== Task requirements ==
From the entries below, extract every line that includes the word "this".

Source records
######
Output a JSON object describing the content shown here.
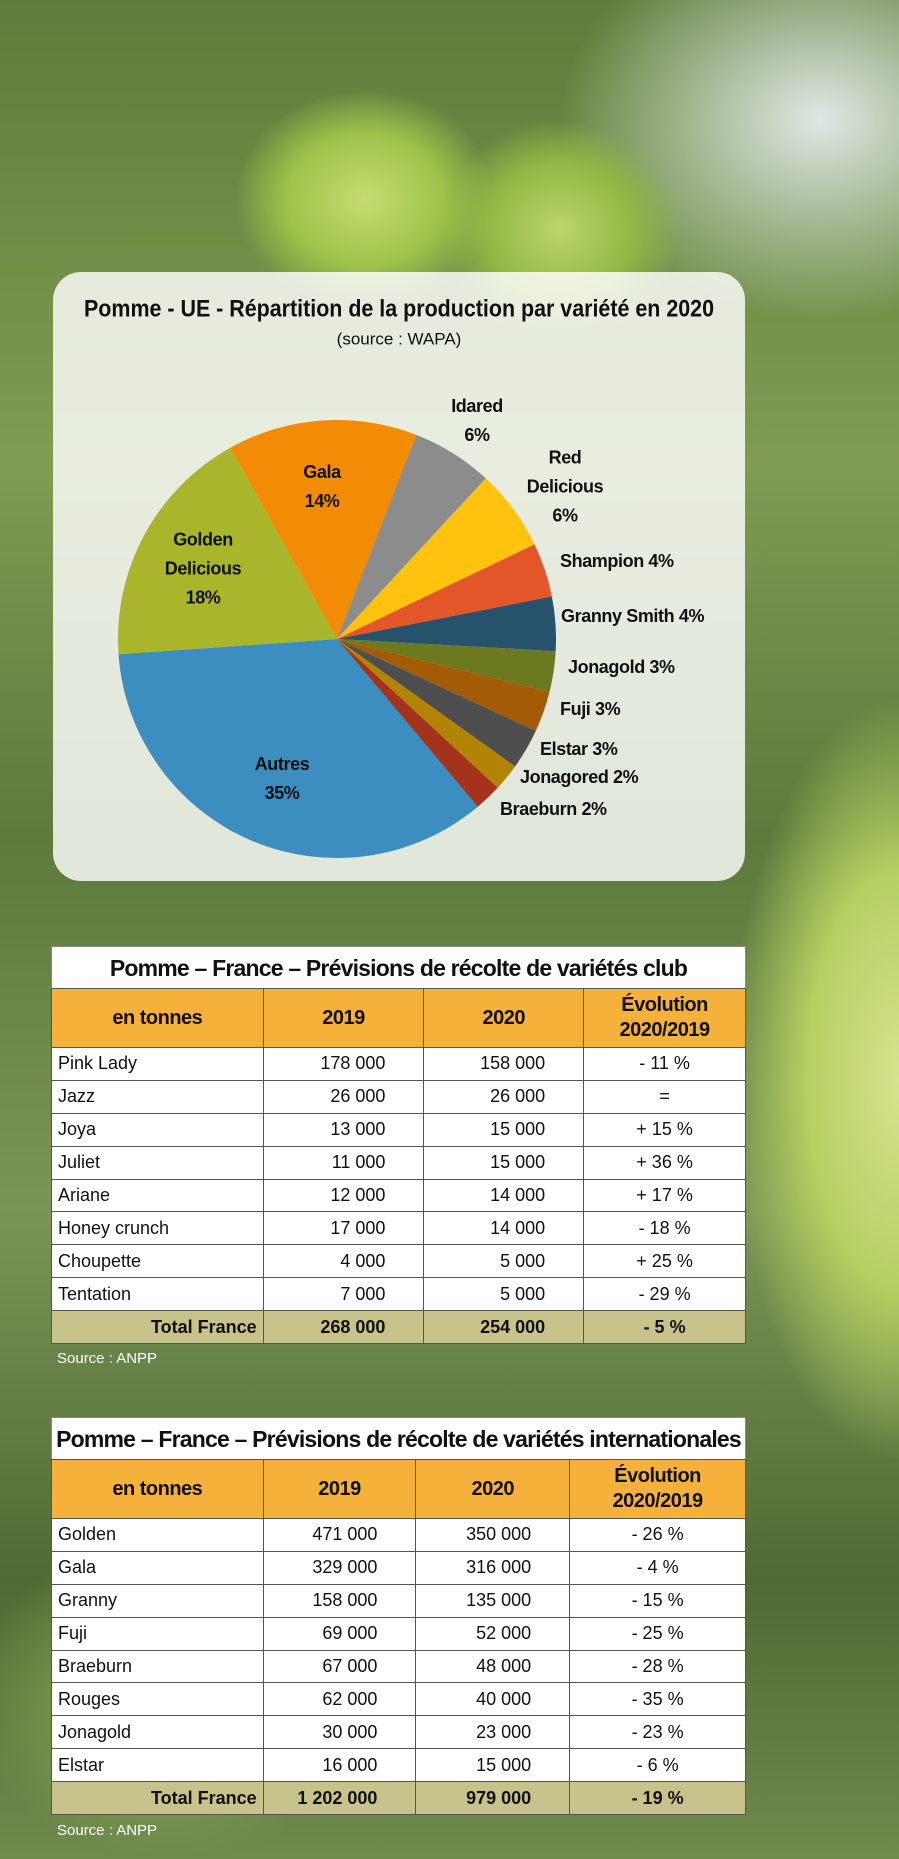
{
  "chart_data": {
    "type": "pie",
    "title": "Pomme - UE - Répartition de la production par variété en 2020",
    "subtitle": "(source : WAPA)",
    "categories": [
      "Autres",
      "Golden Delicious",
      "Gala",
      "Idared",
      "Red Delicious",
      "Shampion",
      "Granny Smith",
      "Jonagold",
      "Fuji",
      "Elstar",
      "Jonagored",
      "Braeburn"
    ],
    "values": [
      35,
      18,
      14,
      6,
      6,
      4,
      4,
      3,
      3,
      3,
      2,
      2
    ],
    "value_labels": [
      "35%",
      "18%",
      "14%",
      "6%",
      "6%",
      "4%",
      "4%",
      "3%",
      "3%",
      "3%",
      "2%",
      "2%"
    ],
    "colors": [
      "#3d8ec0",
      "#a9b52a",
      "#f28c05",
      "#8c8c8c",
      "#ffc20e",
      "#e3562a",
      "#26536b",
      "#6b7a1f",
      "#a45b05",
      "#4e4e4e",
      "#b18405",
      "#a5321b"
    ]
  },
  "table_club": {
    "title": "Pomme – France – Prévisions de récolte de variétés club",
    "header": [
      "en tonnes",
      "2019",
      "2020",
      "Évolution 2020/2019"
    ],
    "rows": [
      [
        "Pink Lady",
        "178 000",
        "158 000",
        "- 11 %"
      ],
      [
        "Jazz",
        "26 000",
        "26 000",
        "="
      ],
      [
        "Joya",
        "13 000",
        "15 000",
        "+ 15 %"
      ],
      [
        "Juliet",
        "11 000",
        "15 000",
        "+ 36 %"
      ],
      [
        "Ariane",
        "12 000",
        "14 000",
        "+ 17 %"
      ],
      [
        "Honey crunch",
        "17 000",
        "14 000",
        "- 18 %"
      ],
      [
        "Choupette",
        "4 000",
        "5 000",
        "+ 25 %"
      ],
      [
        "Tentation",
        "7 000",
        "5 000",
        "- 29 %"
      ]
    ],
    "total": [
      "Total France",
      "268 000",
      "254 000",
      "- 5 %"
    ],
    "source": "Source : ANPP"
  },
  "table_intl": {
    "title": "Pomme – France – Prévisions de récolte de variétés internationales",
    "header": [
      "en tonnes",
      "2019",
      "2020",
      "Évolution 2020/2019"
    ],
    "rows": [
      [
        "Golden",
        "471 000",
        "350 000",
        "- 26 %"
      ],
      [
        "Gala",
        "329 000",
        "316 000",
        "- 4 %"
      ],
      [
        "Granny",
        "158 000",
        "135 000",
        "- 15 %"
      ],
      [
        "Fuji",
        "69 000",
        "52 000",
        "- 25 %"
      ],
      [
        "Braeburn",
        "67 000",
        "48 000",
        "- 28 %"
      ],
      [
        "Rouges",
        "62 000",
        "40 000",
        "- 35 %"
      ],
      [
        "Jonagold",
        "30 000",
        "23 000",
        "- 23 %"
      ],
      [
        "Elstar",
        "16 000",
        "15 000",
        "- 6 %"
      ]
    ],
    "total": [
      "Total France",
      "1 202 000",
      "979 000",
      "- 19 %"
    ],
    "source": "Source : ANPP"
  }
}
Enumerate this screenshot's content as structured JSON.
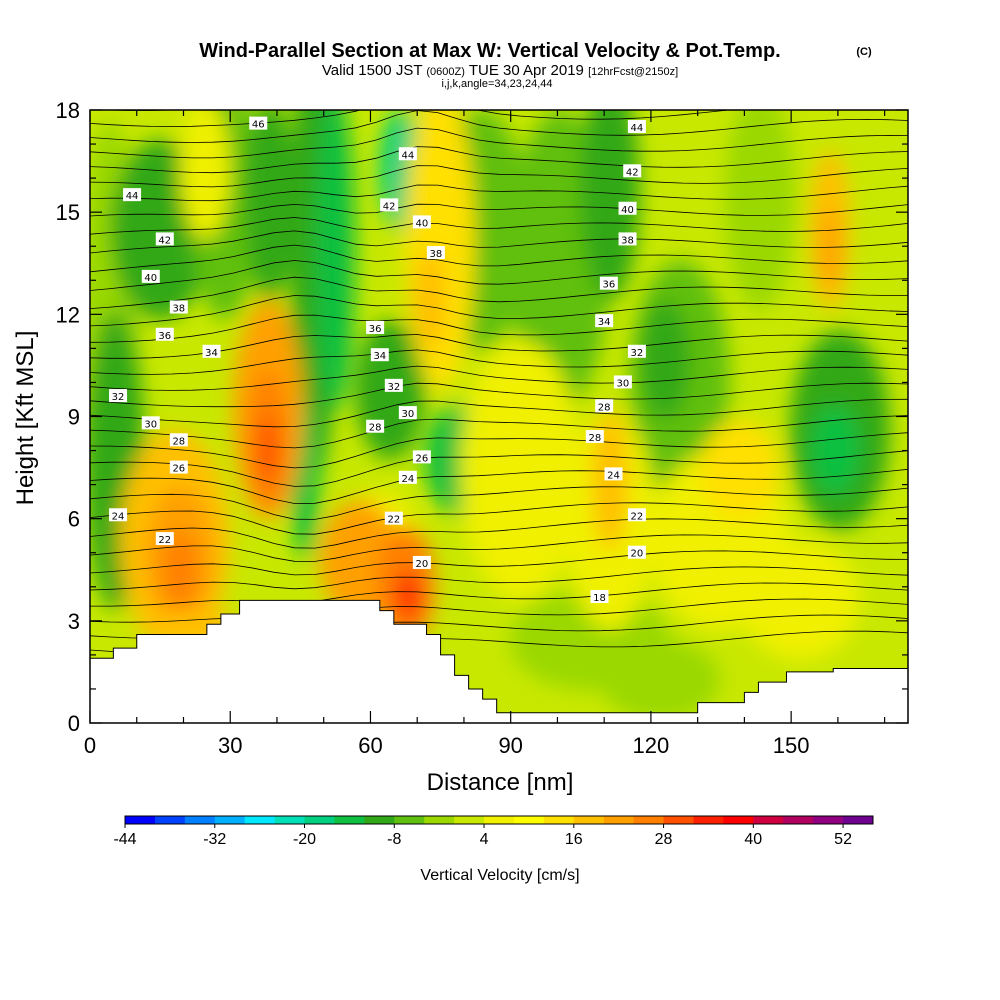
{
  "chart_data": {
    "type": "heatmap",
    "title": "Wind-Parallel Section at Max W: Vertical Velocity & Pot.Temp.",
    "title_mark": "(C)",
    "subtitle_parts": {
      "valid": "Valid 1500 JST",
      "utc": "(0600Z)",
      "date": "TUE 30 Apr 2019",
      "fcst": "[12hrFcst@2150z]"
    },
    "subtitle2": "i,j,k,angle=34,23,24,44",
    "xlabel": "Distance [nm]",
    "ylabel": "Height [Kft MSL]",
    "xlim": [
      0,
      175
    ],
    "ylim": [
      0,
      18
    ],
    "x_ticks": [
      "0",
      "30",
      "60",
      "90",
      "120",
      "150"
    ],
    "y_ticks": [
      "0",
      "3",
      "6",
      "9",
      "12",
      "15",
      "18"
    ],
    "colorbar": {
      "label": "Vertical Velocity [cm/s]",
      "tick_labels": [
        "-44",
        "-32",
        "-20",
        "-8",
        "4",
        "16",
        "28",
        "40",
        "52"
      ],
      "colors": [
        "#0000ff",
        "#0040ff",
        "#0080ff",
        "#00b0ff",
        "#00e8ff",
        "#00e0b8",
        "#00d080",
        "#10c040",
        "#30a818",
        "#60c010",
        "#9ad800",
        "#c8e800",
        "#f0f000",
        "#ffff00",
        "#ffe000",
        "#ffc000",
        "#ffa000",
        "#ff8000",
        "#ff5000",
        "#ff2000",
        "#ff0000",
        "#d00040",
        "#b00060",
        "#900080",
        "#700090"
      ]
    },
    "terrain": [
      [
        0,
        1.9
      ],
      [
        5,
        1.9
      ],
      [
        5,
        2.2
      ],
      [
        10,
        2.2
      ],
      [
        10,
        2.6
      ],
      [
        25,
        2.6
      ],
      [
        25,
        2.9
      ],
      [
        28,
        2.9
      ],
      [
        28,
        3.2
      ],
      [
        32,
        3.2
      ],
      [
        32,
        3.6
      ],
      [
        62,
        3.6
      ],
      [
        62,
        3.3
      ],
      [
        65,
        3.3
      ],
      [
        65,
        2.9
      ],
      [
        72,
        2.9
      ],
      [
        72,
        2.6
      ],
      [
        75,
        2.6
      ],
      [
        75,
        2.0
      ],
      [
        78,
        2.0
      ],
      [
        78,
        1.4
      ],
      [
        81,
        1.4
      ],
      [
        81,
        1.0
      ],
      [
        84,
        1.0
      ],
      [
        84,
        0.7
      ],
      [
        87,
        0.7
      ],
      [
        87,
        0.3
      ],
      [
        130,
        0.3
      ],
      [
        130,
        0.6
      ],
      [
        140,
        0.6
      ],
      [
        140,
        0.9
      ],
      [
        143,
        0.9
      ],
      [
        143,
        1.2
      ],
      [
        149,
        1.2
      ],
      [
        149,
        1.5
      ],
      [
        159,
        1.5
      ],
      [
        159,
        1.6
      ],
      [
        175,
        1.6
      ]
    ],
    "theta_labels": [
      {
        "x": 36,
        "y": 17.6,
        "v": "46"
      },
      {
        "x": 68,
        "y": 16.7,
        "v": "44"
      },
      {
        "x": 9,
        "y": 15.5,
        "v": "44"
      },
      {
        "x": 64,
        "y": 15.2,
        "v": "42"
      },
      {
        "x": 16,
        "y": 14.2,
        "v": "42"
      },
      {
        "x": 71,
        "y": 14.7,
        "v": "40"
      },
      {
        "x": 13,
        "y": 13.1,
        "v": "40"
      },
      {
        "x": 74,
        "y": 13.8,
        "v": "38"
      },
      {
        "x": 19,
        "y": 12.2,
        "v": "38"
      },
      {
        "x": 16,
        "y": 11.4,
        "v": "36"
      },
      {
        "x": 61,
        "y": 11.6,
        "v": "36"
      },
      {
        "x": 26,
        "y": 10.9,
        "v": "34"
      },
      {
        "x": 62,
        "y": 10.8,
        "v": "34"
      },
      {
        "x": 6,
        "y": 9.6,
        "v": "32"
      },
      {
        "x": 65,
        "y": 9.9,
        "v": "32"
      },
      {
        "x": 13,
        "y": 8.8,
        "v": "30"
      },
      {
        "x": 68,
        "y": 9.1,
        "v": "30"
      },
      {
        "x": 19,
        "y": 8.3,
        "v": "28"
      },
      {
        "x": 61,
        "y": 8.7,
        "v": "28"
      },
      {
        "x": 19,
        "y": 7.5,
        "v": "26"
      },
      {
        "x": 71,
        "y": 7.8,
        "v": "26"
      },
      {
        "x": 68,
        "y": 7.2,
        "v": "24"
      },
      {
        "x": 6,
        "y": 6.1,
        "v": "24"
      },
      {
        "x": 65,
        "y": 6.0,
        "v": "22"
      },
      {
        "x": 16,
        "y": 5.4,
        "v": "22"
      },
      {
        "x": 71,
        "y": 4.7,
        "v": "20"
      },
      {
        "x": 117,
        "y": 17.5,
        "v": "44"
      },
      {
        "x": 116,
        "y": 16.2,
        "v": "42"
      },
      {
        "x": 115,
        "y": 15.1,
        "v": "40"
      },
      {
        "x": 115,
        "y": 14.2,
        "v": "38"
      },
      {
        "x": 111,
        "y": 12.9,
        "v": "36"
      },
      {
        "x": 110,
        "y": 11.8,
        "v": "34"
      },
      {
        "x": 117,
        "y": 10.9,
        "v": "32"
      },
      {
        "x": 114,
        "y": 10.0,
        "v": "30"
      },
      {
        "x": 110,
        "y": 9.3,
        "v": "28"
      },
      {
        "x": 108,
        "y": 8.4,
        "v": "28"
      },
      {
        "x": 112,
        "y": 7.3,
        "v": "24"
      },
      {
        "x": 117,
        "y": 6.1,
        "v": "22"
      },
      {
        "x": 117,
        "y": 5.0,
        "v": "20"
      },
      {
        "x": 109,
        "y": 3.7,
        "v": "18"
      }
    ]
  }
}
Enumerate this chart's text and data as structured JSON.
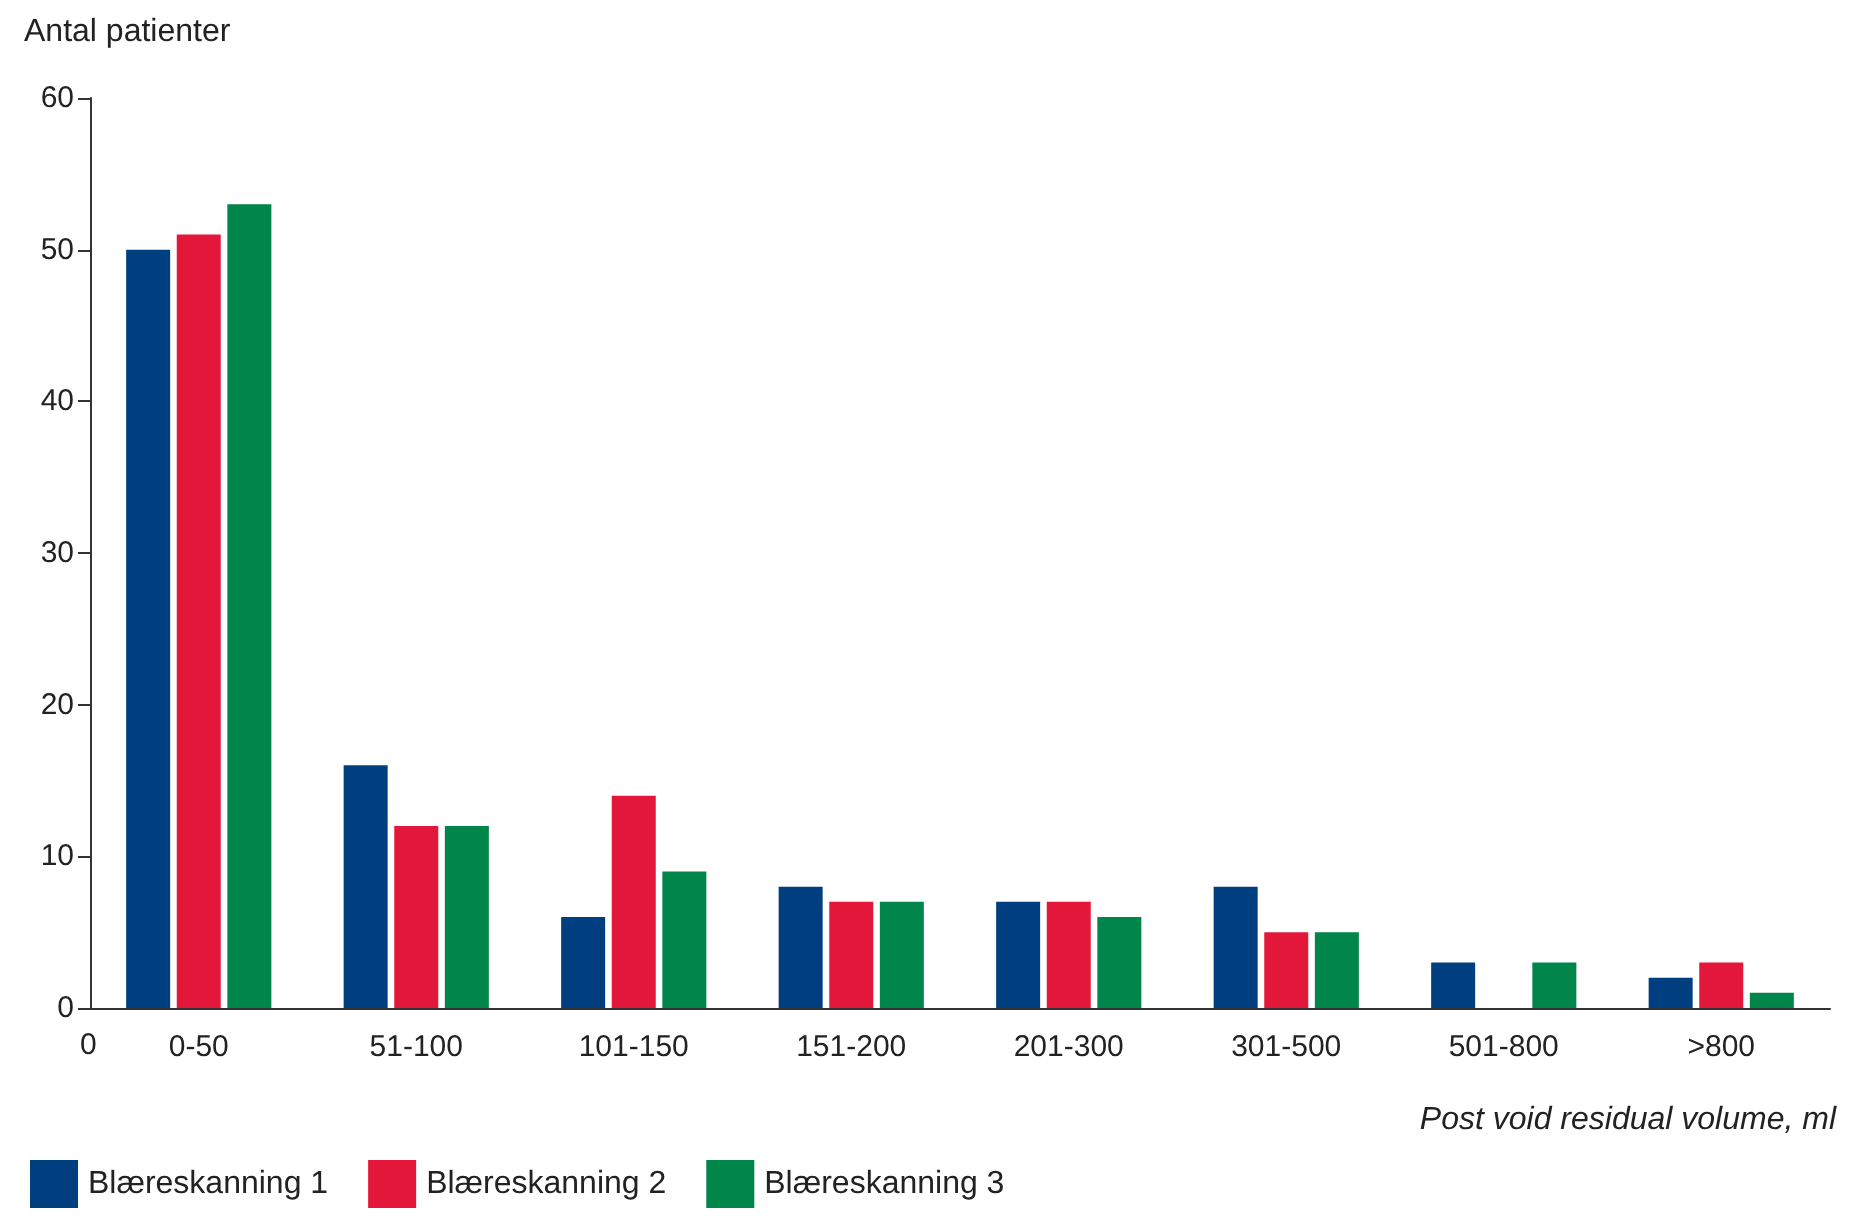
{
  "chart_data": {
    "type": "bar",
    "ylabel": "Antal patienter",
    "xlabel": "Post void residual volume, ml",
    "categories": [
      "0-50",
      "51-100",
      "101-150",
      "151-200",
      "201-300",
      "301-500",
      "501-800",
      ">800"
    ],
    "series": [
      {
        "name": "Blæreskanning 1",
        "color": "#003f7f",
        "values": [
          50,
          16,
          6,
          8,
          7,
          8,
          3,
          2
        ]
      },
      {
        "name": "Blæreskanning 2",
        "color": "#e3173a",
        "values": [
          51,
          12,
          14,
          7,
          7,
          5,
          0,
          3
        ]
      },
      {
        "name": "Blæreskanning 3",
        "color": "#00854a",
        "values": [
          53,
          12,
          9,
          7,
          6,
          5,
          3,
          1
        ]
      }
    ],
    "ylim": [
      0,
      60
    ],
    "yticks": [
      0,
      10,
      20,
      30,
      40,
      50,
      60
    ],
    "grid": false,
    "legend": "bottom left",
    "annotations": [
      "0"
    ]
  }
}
######
== The solution ==
Enumerate this screenshot's content as structured JSON.
Enumerate this chart's text and data as structured JSON.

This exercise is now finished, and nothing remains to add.